▶ WHAT IS ASKED: Select, from the data, each line where "进行与逻辑操作" occurs.

[Dataset items]
= = = = = = =

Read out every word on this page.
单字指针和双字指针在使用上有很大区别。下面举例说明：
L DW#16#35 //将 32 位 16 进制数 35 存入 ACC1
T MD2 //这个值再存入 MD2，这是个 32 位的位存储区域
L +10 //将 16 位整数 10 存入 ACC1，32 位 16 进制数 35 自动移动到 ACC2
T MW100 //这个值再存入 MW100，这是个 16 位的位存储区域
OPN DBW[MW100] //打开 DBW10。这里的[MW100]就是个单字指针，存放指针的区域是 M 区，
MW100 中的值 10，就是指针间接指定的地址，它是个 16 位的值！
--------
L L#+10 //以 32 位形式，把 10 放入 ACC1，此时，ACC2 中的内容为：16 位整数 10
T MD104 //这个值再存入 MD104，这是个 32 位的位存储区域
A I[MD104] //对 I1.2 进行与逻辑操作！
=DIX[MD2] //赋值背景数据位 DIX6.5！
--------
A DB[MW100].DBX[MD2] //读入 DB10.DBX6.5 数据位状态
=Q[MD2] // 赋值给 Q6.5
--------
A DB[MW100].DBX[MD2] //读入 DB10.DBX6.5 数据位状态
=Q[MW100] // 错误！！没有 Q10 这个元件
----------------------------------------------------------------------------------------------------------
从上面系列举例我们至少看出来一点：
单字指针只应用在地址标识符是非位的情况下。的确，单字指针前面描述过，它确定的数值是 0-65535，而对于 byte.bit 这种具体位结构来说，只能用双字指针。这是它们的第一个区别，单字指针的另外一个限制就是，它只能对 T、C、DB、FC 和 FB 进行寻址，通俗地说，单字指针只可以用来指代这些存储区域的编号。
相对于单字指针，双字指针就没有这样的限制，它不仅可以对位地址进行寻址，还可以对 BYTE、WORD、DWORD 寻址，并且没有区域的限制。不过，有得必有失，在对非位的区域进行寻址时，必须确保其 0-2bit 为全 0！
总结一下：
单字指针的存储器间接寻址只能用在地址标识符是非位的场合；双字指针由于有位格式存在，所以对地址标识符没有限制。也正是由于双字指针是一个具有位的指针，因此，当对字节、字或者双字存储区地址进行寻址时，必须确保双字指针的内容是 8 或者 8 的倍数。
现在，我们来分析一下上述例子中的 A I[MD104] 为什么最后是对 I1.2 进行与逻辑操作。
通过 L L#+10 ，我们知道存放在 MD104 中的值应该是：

= = = = = = =

▶ ANSWER FOR THE TASK:
A I[MD104] //对 I1.2 进行与逻辑操作！
现在，我们来分析一下上述例子中的 A I[MD104] 为什么最后是对 I1.2 进行与逻辑操作。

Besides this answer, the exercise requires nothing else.